Collected data entries
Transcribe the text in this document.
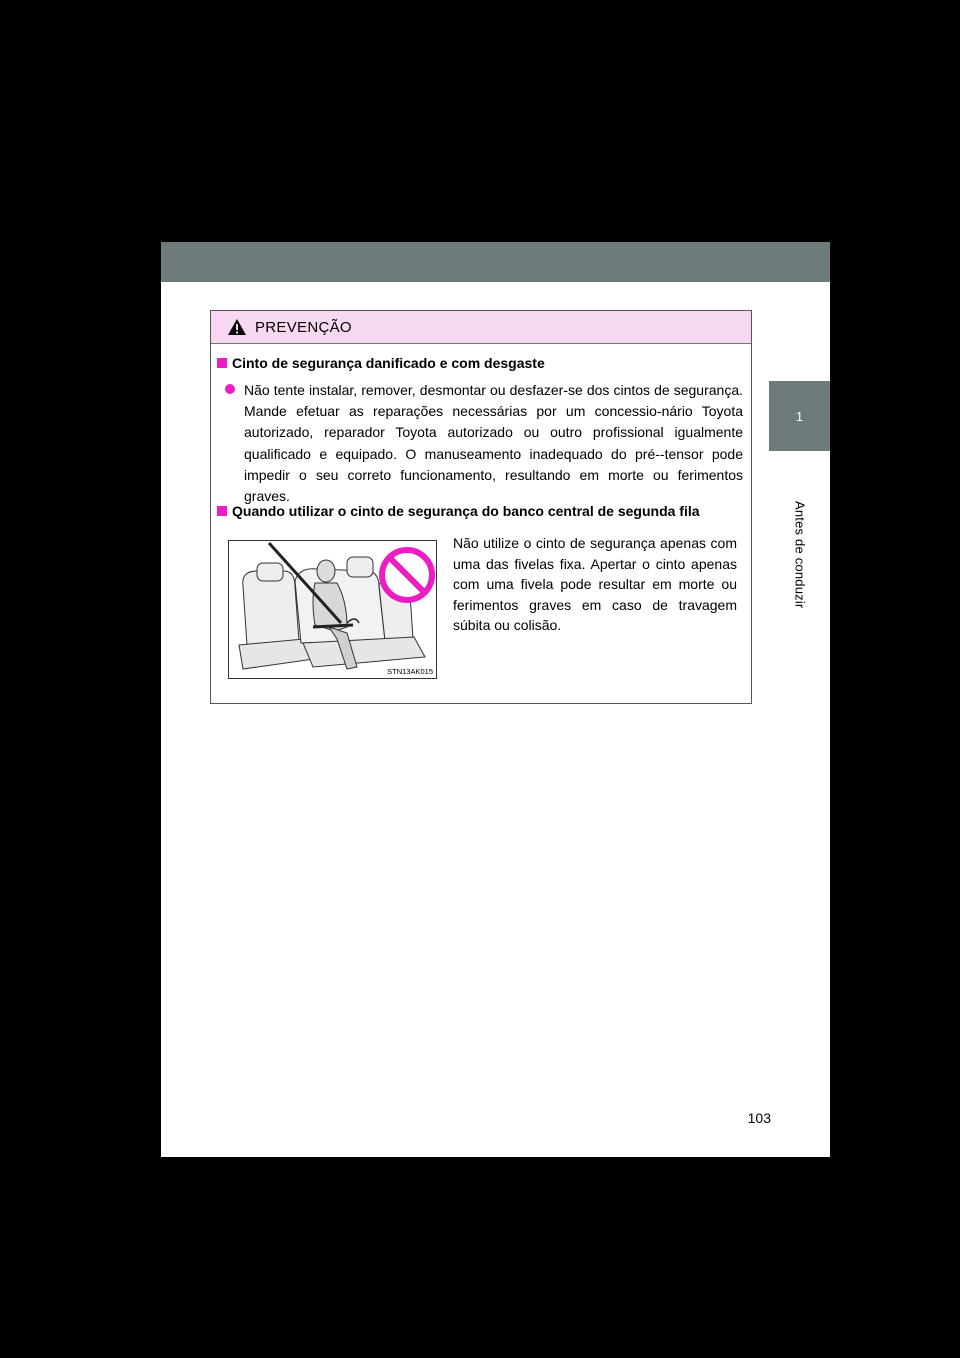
1
Antes de conduzir
PREVENÇÃO
Cinto de segurança danificado e com desgaste
Não tente instalar, remover, desmontar ou desfazer-se dos cintos de segurança. Mande efetuar as reparações necessárias por um concessio-nário Toyota autorizado, reparador Toyota autorizado ou outro profissional igualmente qualificado e equipado. O manuseamento inadequado do pré--tensor pode impedir o seu correto funcionamento, resultando em morte ou ferimentos graves.
Quando utilizar o cinto de segurança do banco central de segunda fila
STN13AK015
Não utilize o cinto de segurança apenas com uma das fivelas fixa. Apertar o cinto apenas com uma fivela pode resultar em morte ou ferimentos graves em caso de travagem súbita ou colisão.
103
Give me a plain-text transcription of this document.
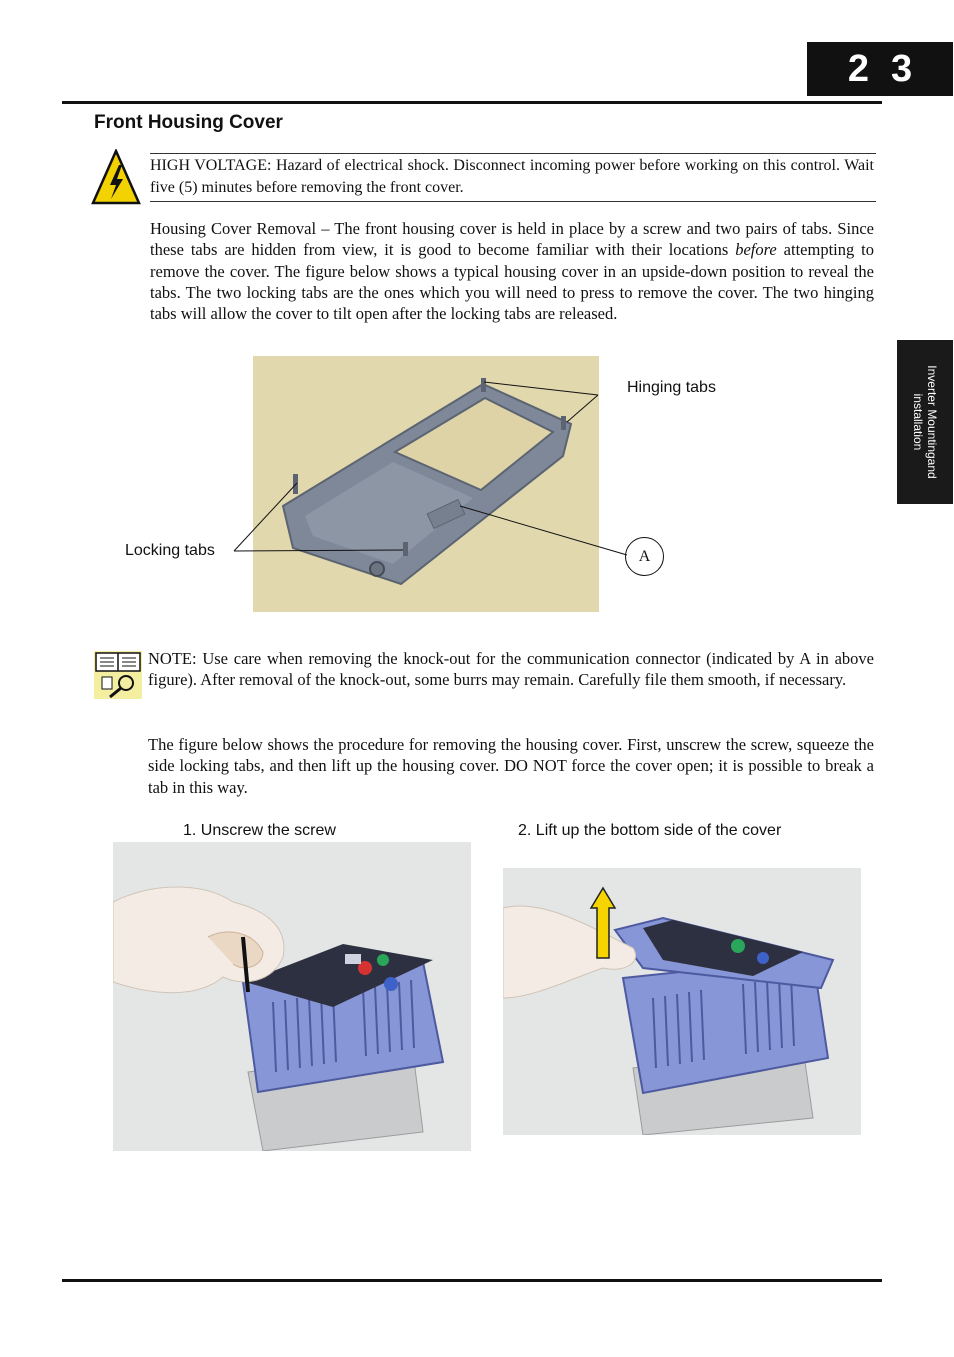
23
Front Housing Cover
HIGH VOLTAGE: Hazard of electrical shock. Disconnect incoming power before working on this control. Wait five (5) minutes before removing the front cover.
Housing Cover Removal – The front housing cover is held in place by a screw and two pairs of tabs. Since these tabs are hidden from view, it is good to become familiar with their locations before attempting to remove the cover. The figure below shows a typical housing cover in an upside-down position to reveal the tabs. The two locking tabs are the ones which you will need to press to remove the cover. The two hinging tabs will allow the cover to tilt open after the locking tabs are released.
Inverter Mountingand
installation
Hinging tabs
Locking tabs	A
NOTE: Use care when removing the knock-out for the communication connector (indicated by A in above figure). After removal of the knock-out, some burrs may remain. Carefully file them smooth, if necessary.
The figure below shows the procedure for removing the housing cover. First, unscrew the screw, squeeze the side locking tabs, and then lift up the housing cover. DO NOT force the cover open; it is possible to break a tab in this way.
1. Unscrew the screw	2. Lift up the bottom side of the cover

PROBLEM REQUIREMENTS:
Where does the word "ferimentos" appear in the listing? List each line that holds it.

THE RESULT:
Não tente instalar, remover, desmontar ou desfazer-se dos cintos de segurança. Mande efetuar as reparações necessárias por um concessio-nário Toyota autorizado, reparador Toyota autorizado ou outro profissional igualmente qualificado e equipado. O manuseamento inadequado do pré--tensor pode impedir o seu correto funcionamento, resultando em morte ou ferimentos graves.
Não utilize o cinto de segurança apenas com uma das fivelas fixa. Apertar o cinto apenas com uma fivela pode resultar em morte ou ferimentos graves em caso de travagem súbita ou colisão.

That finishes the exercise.